WORK TO DO: Look for "référence" in the listing below. Gather each line that contains it.

======== DATA RECORDS

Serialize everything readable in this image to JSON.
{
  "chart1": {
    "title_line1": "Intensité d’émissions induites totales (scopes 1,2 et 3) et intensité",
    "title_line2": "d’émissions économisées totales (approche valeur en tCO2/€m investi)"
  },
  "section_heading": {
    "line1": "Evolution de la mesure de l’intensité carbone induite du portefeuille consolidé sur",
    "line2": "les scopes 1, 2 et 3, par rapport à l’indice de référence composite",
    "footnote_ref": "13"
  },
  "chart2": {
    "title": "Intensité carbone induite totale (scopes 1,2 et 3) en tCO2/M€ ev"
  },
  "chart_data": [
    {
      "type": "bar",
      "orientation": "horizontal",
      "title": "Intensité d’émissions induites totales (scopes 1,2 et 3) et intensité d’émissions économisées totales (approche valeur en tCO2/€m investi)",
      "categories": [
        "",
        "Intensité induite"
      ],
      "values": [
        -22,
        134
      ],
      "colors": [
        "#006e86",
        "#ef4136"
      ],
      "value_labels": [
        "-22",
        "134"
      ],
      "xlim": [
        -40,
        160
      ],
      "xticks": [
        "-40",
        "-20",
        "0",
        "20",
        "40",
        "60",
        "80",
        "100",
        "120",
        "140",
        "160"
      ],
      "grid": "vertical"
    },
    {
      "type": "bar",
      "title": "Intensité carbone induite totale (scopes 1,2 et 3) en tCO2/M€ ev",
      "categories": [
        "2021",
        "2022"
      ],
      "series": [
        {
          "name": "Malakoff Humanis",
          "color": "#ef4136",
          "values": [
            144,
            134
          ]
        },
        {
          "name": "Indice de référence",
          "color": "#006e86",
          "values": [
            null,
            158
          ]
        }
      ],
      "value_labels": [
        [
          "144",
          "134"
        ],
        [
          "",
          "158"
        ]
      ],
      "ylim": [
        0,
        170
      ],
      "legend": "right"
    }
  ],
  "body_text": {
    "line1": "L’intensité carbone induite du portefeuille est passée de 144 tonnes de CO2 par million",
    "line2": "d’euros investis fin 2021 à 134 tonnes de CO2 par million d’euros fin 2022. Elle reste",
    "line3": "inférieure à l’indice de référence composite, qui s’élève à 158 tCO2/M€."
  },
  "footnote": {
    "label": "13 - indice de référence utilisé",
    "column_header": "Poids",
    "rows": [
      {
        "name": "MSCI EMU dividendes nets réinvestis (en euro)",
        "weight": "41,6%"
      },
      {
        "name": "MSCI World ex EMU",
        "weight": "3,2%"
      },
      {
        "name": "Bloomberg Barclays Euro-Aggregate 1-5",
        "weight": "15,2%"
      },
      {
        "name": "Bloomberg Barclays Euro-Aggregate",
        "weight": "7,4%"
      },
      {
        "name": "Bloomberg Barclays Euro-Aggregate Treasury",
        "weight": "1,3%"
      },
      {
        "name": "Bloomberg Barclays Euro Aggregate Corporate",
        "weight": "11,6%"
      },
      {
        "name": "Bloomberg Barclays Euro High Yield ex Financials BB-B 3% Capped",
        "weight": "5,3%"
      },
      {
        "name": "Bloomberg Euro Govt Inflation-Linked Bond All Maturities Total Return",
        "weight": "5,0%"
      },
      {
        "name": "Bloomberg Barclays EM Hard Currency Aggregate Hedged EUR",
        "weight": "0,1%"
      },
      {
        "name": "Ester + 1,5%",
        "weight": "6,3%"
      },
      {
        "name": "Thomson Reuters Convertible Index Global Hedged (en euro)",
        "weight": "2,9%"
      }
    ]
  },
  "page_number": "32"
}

================

RESPONSE:
    "line2": "les scopes 1, 2 et 3, par rapport à l’indice de référence composite",
          "name": "Indice de référence",
    "line3": "inférieure à l’indice de référence composite, qui s’élève à 158 tCO2/M€."
    "label": "13 - indice de référence utilisé",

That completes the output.